**Challenge**.
Each entry below is to be transcribed exactly.

:: Provided data

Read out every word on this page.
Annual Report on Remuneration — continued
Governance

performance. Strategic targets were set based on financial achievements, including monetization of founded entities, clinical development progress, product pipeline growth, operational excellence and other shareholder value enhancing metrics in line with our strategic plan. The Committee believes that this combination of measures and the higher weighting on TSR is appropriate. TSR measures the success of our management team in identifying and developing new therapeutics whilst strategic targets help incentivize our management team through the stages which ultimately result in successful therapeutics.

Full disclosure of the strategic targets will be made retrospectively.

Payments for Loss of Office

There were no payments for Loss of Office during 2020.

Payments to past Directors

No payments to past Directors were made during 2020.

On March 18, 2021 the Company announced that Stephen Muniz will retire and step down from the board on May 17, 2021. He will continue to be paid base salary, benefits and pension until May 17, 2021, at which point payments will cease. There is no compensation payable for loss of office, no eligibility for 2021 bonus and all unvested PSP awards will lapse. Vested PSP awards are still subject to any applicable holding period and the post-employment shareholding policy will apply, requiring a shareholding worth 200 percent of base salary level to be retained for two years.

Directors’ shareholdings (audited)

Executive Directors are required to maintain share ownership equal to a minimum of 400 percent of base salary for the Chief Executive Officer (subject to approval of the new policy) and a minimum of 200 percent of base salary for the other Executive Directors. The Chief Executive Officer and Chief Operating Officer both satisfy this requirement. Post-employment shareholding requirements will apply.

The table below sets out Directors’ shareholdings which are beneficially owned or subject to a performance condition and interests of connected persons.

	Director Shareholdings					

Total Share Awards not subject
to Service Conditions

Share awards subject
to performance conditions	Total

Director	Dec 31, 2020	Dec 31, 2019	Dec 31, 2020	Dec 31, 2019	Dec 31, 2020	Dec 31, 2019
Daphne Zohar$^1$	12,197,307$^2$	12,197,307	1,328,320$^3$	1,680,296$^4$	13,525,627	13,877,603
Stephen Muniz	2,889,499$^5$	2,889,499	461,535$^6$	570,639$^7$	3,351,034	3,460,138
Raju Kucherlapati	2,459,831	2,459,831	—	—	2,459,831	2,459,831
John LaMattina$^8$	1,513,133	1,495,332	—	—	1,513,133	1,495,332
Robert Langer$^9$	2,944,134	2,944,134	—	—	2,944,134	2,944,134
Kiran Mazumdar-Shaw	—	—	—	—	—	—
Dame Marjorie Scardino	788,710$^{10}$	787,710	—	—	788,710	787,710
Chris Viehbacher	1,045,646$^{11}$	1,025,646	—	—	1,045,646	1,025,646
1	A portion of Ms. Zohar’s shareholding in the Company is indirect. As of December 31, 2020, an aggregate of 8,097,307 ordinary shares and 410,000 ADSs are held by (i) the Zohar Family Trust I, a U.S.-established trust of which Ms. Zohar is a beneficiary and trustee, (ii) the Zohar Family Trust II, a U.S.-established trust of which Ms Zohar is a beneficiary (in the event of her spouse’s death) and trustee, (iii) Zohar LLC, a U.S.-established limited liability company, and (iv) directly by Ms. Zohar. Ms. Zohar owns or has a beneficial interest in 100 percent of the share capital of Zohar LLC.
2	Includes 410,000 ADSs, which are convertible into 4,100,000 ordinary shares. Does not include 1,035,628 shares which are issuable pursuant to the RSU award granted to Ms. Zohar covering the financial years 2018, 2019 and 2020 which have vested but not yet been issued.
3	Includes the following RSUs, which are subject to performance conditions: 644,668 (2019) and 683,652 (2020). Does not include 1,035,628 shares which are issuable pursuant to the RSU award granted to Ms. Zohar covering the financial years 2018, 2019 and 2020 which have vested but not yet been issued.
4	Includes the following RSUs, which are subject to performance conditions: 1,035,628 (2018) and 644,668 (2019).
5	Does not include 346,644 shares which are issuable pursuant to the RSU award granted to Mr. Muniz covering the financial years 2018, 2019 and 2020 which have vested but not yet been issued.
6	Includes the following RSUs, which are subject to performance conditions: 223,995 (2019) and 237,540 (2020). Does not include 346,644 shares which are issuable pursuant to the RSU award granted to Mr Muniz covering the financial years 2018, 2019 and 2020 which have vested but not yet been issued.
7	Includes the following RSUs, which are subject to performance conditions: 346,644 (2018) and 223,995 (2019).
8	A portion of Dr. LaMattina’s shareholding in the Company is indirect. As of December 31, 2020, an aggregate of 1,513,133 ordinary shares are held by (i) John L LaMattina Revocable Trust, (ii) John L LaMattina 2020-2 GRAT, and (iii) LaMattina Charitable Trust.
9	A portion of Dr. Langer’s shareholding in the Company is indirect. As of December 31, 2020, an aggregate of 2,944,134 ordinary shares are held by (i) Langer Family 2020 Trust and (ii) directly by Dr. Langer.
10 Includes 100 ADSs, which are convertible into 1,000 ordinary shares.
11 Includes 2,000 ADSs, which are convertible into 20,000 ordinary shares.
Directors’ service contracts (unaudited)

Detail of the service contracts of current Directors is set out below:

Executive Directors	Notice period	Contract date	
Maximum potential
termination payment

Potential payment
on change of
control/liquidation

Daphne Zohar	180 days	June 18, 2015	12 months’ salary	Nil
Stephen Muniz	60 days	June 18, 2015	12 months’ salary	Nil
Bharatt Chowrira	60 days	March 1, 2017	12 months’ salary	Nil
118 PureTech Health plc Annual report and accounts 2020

::::

**Correct output**.
Read out every word on this page.
Annual Report on Remuneration — continued
Governance

performance. Strategic targets were set based on financial achievements, including monetization of founded entities, clinical development progress, product pipeline growth, operational excellence and other shareholder value enhancing metrics in line with our strategic plan. The Committee believes that this combination of measures and the higher weighting on TSR is appropriate. TSR measures the success of our management team in identifying and developing new therapeutics whilst strategic targets help incentivize our management team through the stages which ultimately result in successful therapeutics.

Full disclosure of the strategic targets will be made retrospectively.

Payments for Loss of Office

There were no payments for Loss of Office during 2020.

Payments to past Directors

No payments to past Directors were made during 2020.

On March 18, 2021 the Company announced that Stephen Muniz will retire and step down from the board on May 17, 2021. He will continue to be paid base salary, benefits and pension until May 17, 2021, at which point payments will cease. There is no compensation payable for loss of office, no eligibility for 2021 bonus and all unvested PSP awards will lapse. Vested PSP awards are still subject to any applicable holding period and the post-employment shareholding policy will apply, requiring a shareholding worth 200 percent of base salary level to be retained for two years.

Directors’ shareholdings (audited)

Executive Directors are required to maintain share ownership equal to a minimum of 400 percent of base salary for the Chief Executive Officer (subject to approval of the new policy) and a minimum of 200 percent of base salary for the other Executive Directors. The Chief Executive Officer and Chief Operating Officer both satisfy this requirement. Post-employment shareholding requirements will apply.

The table below sets out Directors’ shareholdings which are beneficially owned or subject to a performance condition and interests of connected persons.

	Director Shareholdings					

Total Share Awards not subject
to Service Conditions

Share awards subject
to performance conditions	Total

Director	Dec 31, 2020	Dec 31, 2019	Dec 31, 2020	Dec 31, 2019	Dec 31, 2020	Dec 31, 2019
Daphne Zohar$^1$	12,197,307$^2$	12,197,307	1,328,320$^3$	1,680,296$^4$	13,525,627	13,877,603
Stephen Muniz	2,889,499$^5$	2,889,499	461,535$^6$	570,639$^7$	3,351,034	3,460,138
Raju Kucherlapati	2,459,831	2,459,831	—	—	2,459,831	2,459,831
John LaMattina$^8$	1,513,133	1,495,332	—	—	1,513,133	1,495,332
Robert Langer$^9$	2,944,134	2,944,134	—	—	2,944,134	2,944,134
Kiran Mazumdar-Shaw	—	—	—	—	—	—
Dame Marjorie Scardino	788,710$^{10}$	787,710	—	—	788,710	787,710
Chris Viehbacher	1,045,646$^{11}$	1,025,646	—	—	1,045,646	1,025,646
1	A portion of Ms. Zohar’s shareholding in the Company is indirect. As of December 31, 2020, an aggregate of 8,097,307 ordinary shares and 410,000 ADSs are held by (i) the Zohar Family Trust I, a U.S.-established trust of which Ms. Zohar is a beneficiary and trustee, (ii) the Zohar Family Trust II, a U.S.-established trust of which Ms Zohar is a beneficiary (in the event of her spouse’s death) and trustee, (iii) Zohar LLC, a U.S.-established limited liability company, and (iv) directly by Ms. Zohar. Ms. Zohar owns or has a beneficial interest in 100 percent of the share capital of Zohar LLC.
2	Includes 410,000 ADSs, which are convertible into 4,100,000 ordinary shares. Does not include 1,035,628 shares which are issuable pursuant to the RSU award granted to Ms. Zohar covering the financial years 2018, 2019 and 2020 which have vested but not yet been issued.
3	Includes the following RSUs, which are subject to performance conditions: 644,668 (2019) and 683,652 (2020). Does not include 1,035,628 shares which are issuable pursuant to the RSU award granted to Ms. Zohar covering the financial years 2018, 2019 and 2020 which have vested but not yet been issued.
4	Includes the following RSUs, which are subject to performance conditions: 1,035,628 (2018) and 644,668 (2019).
5	Does not include 346,644 shares which are issuable pursuant to the RSU award granted to Mr. Muniz covering the financial years 2018, 2019 and 2020 which have vested but not yet been issued.
6	Includes the following RSUs, which are subject to performance conditions: 223,995 (2019) and 237,540 (2020). Does not include 346,644 shares which are issuable pursuant to the RSU award granted to Mr Muniz covering the financial years 2018, 2019 and 2020 which have vested but not yet been issued.
7	Includes the following RSUs, which are subject to performance conditions: 346,644 (2018) and 223,995 (2019).
8	A portion of Dr. LaMattina’s shareholding in the Company is indirect. As of December 31, 2020, an aggregate of 1,513,133 ordinary shares are held by (i) John L LaMattina Revocable Trust, (ii) John L LaMattina 2020-2 GRAT, and (iii) LaMattina Charitable Trust.
9	A portion of Dr. Langer’s shareholding in the Company is indirect. As of December 31, 2020, an aggregate of 2,944,134 ordinary shares are held by (i) Langer Family 2020 Trust and (ii) directly by Dr. Langer.
10 Includes 100 ADSs, which are convertible into 1,000 ordinary shares.
11 Includes 2,000 ADSs, which are convertible into 20,000 ordinary shares.
Directors’ service contracts (unaudited)

Detail of the service contracts of current Directors is set out below:

Executive Directors	Notice period	Contract date	
Maximum potential
termination payment

Potential payment
on change of
control/liquidation

Daphne Zohar	180 days	June 18, 2015	12 months’ salary	Nil
Stephen Muniz	60 days	June 18, 2015	12 months’ salary	Nil
Bharatt Chowrira	60 days	March 1, 2017	12 months’ salary	Nil
118 PureTech Health plc Annual report and accounts 2020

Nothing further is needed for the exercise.